### WHAT THE TASK REQUIRES
Exact repetition is required: output every record in full.

### RECORD SET
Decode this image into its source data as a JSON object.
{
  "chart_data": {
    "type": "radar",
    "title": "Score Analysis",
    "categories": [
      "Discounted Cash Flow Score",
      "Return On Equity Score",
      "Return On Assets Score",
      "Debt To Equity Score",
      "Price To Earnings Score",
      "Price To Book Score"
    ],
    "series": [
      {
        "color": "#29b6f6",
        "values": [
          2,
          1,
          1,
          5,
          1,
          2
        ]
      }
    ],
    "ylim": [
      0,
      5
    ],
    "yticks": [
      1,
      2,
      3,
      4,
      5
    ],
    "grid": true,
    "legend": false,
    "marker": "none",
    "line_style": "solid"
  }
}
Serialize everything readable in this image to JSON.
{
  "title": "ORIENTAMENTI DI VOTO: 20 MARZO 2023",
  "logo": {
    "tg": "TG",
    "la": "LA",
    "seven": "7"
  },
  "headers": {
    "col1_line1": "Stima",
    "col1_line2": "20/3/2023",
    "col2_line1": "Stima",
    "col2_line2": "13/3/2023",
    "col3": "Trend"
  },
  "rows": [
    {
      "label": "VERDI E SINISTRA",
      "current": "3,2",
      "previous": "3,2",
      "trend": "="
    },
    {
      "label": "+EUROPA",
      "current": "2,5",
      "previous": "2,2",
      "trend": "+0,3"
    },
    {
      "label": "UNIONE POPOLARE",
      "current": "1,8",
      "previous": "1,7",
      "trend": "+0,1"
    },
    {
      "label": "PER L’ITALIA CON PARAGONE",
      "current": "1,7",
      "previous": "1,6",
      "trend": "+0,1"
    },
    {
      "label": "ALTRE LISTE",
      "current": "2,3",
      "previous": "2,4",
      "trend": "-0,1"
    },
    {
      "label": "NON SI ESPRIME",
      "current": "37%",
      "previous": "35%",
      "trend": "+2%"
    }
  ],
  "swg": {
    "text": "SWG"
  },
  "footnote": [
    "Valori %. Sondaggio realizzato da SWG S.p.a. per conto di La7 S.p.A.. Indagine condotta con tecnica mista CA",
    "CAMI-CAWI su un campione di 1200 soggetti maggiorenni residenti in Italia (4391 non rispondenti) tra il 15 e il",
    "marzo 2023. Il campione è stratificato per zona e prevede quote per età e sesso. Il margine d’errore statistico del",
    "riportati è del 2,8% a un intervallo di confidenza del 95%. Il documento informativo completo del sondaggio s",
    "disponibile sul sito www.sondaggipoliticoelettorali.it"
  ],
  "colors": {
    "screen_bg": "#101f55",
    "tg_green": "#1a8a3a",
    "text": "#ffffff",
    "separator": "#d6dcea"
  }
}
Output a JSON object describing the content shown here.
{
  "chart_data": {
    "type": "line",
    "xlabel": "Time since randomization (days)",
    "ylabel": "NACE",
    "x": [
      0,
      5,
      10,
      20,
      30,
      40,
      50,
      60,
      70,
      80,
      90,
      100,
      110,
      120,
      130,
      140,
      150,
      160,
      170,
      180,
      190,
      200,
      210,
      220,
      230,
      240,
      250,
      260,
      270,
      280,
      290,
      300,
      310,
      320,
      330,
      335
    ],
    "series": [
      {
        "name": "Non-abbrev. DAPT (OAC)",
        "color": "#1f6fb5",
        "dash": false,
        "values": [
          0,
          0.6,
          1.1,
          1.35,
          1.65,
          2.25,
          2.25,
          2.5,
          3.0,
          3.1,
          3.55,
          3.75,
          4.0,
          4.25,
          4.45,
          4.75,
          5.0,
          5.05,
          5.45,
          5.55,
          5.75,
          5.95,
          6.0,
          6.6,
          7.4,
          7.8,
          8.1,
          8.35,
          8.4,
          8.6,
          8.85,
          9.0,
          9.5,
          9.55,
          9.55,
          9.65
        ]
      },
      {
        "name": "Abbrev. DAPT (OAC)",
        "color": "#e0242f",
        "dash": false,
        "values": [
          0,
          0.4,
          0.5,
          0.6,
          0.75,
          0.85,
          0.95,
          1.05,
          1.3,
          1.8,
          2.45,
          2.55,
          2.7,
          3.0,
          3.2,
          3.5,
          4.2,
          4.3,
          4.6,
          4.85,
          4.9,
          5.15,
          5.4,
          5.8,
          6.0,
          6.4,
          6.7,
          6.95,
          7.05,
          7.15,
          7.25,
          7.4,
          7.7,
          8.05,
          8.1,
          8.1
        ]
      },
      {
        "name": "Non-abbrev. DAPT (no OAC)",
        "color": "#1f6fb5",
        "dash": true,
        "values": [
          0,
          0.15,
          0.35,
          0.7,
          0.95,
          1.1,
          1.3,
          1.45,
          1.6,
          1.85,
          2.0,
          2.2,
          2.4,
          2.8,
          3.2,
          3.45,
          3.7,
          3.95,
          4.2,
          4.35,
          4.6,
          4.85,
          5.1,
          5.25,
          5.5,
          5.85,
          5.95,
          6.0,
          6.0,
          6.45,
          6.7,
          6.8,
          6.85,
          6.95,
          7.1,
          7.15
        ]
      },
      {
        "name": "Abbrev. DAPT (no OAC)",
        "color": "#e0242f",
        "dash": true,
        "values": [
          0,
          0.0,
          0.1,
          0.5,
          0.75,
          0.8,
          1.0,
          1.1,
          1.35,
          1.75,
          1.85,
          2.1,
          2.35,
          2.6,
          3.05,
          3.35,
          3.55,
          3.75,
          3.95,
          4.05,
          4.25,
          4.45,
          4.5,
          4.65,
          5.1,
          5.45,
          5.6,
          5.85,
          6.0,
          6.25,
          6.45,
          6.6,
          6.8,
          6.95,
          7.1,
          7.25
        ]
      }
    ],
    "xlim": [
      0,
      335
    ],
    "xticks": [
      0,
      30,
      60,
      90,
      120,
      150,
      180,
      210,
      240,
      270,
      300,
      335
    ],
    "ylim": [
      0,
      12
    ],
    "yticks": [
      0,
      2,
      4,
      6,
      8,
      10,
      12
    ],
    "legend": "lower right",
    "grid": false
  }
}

### COMPLETE ANSWER
Decode this image into its source data as a JSON object.
{
  "chart_data": {
    "type": "radar",
    "title": "Score Analysis",
    "categories": [
      "Discounted Cash Flow Score",
      "Return On Equity Score",
      "Return On Assets Score",
      "Debt To Equity Score",
      "Price To Earnings Score",
      "Price To Book Score"
    ],
    "series": [
      {
        "color": "#29b6f6",
        "values": [
          2,
          1,
          1,
          5,
          1,
          2
        ]
      }
    ],
    "ylim": [
      0,
      5
    ],
    "yticks": [
      1,
      2,
      3,
      4,
      5
    ],
    "grid": true,
    "legend": false,
    "marker": "none",
    "line_style": "solid"
  }
}
Serialize everything readable in this image to JSON.
{
  "title": "ORIENTAMENTI DI VOTO: 20 MARZO 2023",
  "logo": {
    "tg": "TG",
    "la": "LA",
    "seven": "7"
  },
  "headers": {
    "col1_line1": "Stima",
    "col1_line2": "20/3/2023",
    "col2_line1": "Stima",
    "col2_line2": "13/3/2023",
    "col3": "Trend"
  },
  "rows": [
    {
      "label": "VERDI E SINISTRA",
      "current": "3,2",
      "previous": "3,2",
      "trend": "="
    },
    {
      "label": "+EUROPA",
      "current": "2,5",
      "previous": "2,2",
      "trend": "+0,3"
    },
    {
      "label": "UNIONE POPOLARE",
      "current": "1,8",
      "previous": "1,7",
      "trend": "+0,1"
    },
    {
      "label": "PER L’ITALIA CON PARAGONE",
      "current": "1,7",
      "previous": "1,6",
      "trend": "+0,1"
    },
    {
      "label": "ALTRE LISTE",
      "current": "2,3",
      "previous": "2,4",
      "trend": "-0,1"
    },
    {
      "label": "NON SI ESPRIME",
      "current": "37%",
      "previous": "35%",
      "trend": "+2%"
    }
  ],
  "swg": {
    "text": "SWG"
  },
  "footnote": [
    "Valori %. Sondaggio realizzato da SWG S.p.a. per conto di La7 S.p.A.. Indagine condotta con tecnica mista CA",
    "CAMI-CAWI su un campione di 1200 soggetti maggiorenni residenti in Italia (4391 non rispondenti) tra il 15 e il",
    "marzo 2023. Il campione è stratificato per zona e prevede quote per età e sesso. Il margine d’errore statistico del",
    "riportati è del 2,8% a un intervallo di confidenza del 95%. Il documento informativo completo del sondaggio s",
    "disponibile sul sito www.sondaggipoliticoelettorali.it"
  ],
  "colors": {
    "screen_bg": "#101f55",
    "tg_green": "#1a8a3a",
    "text": "#ffffff",
    "separator": "#d6dcea"
  }
}
Output a JSON object describing the content shown here.
{
  "chart_data": {
    "type": "line",
    "xlabel": "Time since randomization (days)",
    "ylabel": "NACE",
    "x": [
      0,
      5,
      10,
      20,
      30,
      40,
      50,
      60,
      70,
      80,
      90,
      100,
      110,
      120,
      130,
      140,
      150,
      160,
      170,
      180,
      190,
      200,
      210,
      220,
      230,
      240,
      250,
      260,
      270,
      280,
      290,
      300,
      310,
      320,
      330,
      335
    ],
    "series": [
      {
        "name": "Non-abbrev. DAPT (OAC)",
        "color": "#1f6fb5",
        "dash": false,
        "values": [
          0,
          0.6,
          1.1,
          1.35,
          1.65,
          2.25,
          2.25,
          2.5,
          3.0,
          3.1,
          3.55,
          3.75,
          4.0,
          4.25,
          4.45,
          4.75,
          5.0,
          5.05,
          5.45,
          5.55,
          5.75,
          5.95,
          6.0,
          6.6,
          7.4,
          7.8,
          8.1,
          8.35,
          8.4,
          8.6,
          8.85,
          9.0,
          9.5,
          9.55,
          9.55,
          9.65
        ]
      },
      {
        "name": "Abbrev. DAPT (OAC)",
        "color": "#e0242f",
        "dash": false,
        "values": [
          0,
          0.4,
          0.5,
          0.6,
          0.75,
          0.85,
          0.95,
          1.05,
          1.3,
          1.8,
          2.45,
          2.55,
          2.7,
          3.0,
          3.2,
          3.5,
          4.2,
          4.3,
          4.6,
          4.85,
          4.9,
          5.15,
          5.4,
          5.8,
          6.0,
          6.4,
          6.7,
          6.95,
          7.05,
          7.15,
          7.25,
          7.4,
          7.7,
          8.05,
          8.1,
          8.1
        ]
      },
      {
        "name": "Non-abbrev. DAPT (no OAC)",
        "color": "#1f6fb5",
        "dash": true,
        "values": [
          0,
          0.15,
          0.35,
          0.7,
          0.95,
          1.1,
          1.3,
          1.45,
          1.6,
          1.85,
          2.0,
          2.2,
          2.4,
          2.8,
          3.2,
          3.45,
          3.7,
          3.95,
          4.2,
          4.35,
          4.6,
          4.85,
          5.1,
          5.25,
          5.5,
          5.85,
          5.95,
          6.0,
          6.0,
          6.45,
          6.7,
          6.8,
          6.85,
          6.95,
          7.1,
          7.15
        ]
      },
      {
        "name": "Abbrev. DAPT (no OAC)",
        "color": "#e0242f",
        "dash": true,
        "values": [
          0,
          0.0,
          0.1,
          0.5,
          0.75,
          0.8,
          1.0,
          1.1,
          1.35,
          1.75,
          1.85,
          2.1,
          2.35,
          2.6,
          3.05,
          3.35,
          3.55,
          3.75,
          3.95,
          4.05,
          4.25,
          4.45,
          4.5,
          4.65,
          5.1,
          5.45,
          5.6,
          5.85,
          6.0,
          6.25,
          6.45,
          6.6,
          6.8,
          6.95,
          7.1,
          7.25
        ]
      }
    ],
    "xlim": [
      0,
      335
    ],
    "xticks": [
      0,
      30,
      60,
      90,
      120,
      150,
      180,
      210,
      240,
      270,
      300,
      335
    ],
    "ylim": [
      0,
      12
    ],
    "yticks": [
      0,
      2,
      4,
      6,
      8,
      10,
      12
    ],
    "legend": "lower right",
    "grid": false
  }
}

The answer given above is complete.